--- start ---

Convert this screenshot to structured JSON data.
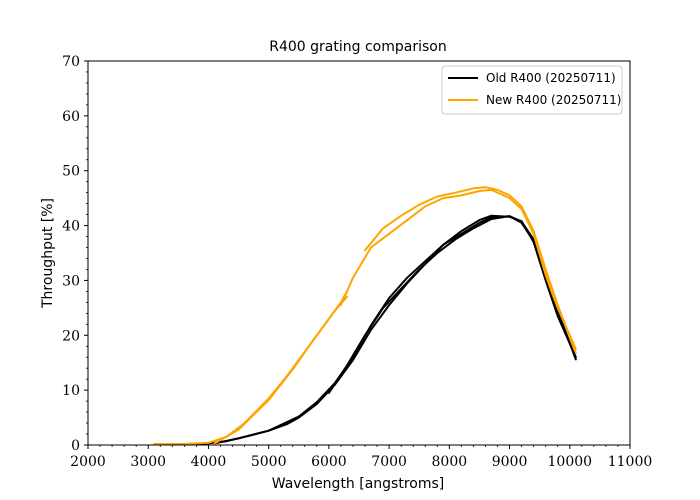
{
  "chart_data": {
    "type": "line",
    "title": "R400 grating comparison",
    "xlabel": "Wavelength [angstroms]",
    "ylabel": "Throughput [%]",
    "xlim": [
      2000,
      11000
    ],
    "ylim": [
      0,
      70
    ],
    "xticks": [
      2000,
      3000,
      4000,
      5000,
      6000,
      7000,
      8000,
      9000,
      10000,
      11000
    ],
    "yticks": [
      0,
      10,
      20,
      30,
      40,
      50,
      60,
      70
    ],
    "grid": false,
    "legend_position": "top-right",
    "series": [
      {
        "name": "Old R400 (20250711)",
        "color": "#000000",
        "segments": [
          [
            [
              3100,
              0.1
            ],
            [
              3500,
              0.15
            ],
            [
              4000,
              0.3
            ],
            [
              4300,
              0.7
            ],
            [
              4600,
              1.5
            ],
            [
              5000,
              2.6
            ],
            [
              5300,
              3.8
            ],
            [
              5500,
              5.0
            ],
            [
              5800,
              7.5
            ],
            [
              6100,
              11.0
            ],
            [
              6400,
              15.5
            ],
            [
              6700,
              21.0
            ],
            [
              7000,
              25.5
            ],
            [
              7300,
              29.5
            ],
            [
              7600,
              33.0
            ],
            [
              7900,
              36.5
            ],
            [
              8200,
              39.0
            ],
            [
              8500,
              41.0
            ],
            [
              8700,
              41.8
            ],
            [
              9000,
              41.6
            ],
            [
              9200,
              40.8
            ],
            [
              9400,
              37.0
            ],
            [
              9600,
              30.0
            ],
            [
              9800,
              23.5
            ],
            [
              10100,
              16.0
            ]
          ],
          [
            [
              4100,
              0.3
            ],
            [
              4500,
              1.2
            ],
            [
              5000,
              2.6
            ],
            [
              5500,
              5.2
            ],
            [
              5800,
              7.8
            ],
            [
              6100,
              11.3
            ],
            [
              6400,
              16.0
            ],
            [
              6700,
              21.8
            ],
            [
              7000,
              26.8
            ],
            [
              7300,
              30.5
            ],
            [
              7600,
              33.5
            ],
            [
              7900,
              36.5
            ],
            [
              8200,
              38.5
            ],
            [
              8500,
              40.5
            ],
            [
              8700,
              41.5
            ],
            [
              9000,
              41.7
            ],
            [
              9200,
              40.7
            ],
            [
              9400,
              37.5
            ],
            [
              9600,
              31.5
            ],
            [
              9800,
              24.5
            ],
            [
              10100,
              15.6
            ]
          ],
          [
            [
              6000,
              9.5
            ],
            [
              6300,
              14.5
            ],
            [
              6600,
              20.0
            ],
            [
              6900,
              25.0
            ],
            [
              7200,
              28.5
            ],
            [
              7500,
              32.0
            ],
            [
              7800,
              35.0
            ],
            [
              8100,
              37.5
            ],
            [
              8400,
              39.5
            ],
            [
              8700,
              41.2
            ],
            [
              9000,
              41.7
            ],
            [
              9200,
              40.5
            ],
            [
              9350,
              38.0
            ]
          ]
        ]
      },
      {
        "name": "New R400 (20250711)",
        "color": "#ffa500",
        "segments": [
          [
            [
              3100,
              0.2
            ],
            [
              3500,
              0.15
            ],
            [
              4000,
              0.4
            ],
            [
              4300,
              1.5
            ],
            [
              4600,
              4.0
            ],
            [
              5000,
              8.5
            ],
            [
              5300,
              12.5
            ],
            [
              5600,
              17.0
            ],
            [
              5900,
              21.5
            ],
            [
              6100,
              24.5
            ],
            [
              6300,
              27.0
            ]
          ],
          [
            [
              4100,
              0.3
            ],
            [
              4500,
              2.8
            ],
            [
              5000,
              8.2
            ],
            [
              5400,
              13.8
            ],
            [
              5700,
              18.5
            ],
            [
              6000,
              23.0
            ],
            [
              6200,
              26.0
            ],
            [
              6300,
              28.0
            ]
          ],
          [
            [
              6200,
              25.5
            ],
            [
              6400,
              30.5
            ],
            [
              6700,
              36.0
            ],
            [
              7000,
              38.5
            ],
            [
              7300,
              41.0
            ],
            [
              7600,
              43.5
            ],
            [
              7900,
              45.0
            ],
            [
              8200,
              45.5
            ],
            [
              8500,
              46.3
            ],
            [
              8700,
              46.5
            ],
            [
              9000,
              45.0
            ],
            [
              9200,
              43.0
            ],
            [
              9400,
              38.5
            ],
            [
              9600,
              31.0
            ],
            [
              9800,
              25.0
            ],
            [
              10100,
              17.5
            ]
          ],
          [
            [
              6600,
              35.5
            ],
            [
              6900,
              39.5
            ],
            [
              7200,
              41.8
            ],
            [
              7500,
              43.8
            ],
            [
              7800,
              45.3
            ],
            [
              8100,
              46.0
            ],
            [
              8400,
              46.8
            ],
            [
              8600,
              47.0
            ],
            [
              8800,
              46.5
            ],
            [
              9000,
              45.5
            ],
            [
              9200,
              43.5
            ],
            [
              9400,
              39.0
            ],
            [
              9600,
              32.0
            ],
            [
              9800,
              25.5
            ],
            [
              10100,
              16.8
            ]
          ]
        ]
      }
    ]
  }
}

--- end ---

**What is expected:** Search the preceding listing for "name" and extract every line where it is found.

**Written answer:**
        "name": "Old R400 (20250711)",
        "name": "New R400 (20250711)",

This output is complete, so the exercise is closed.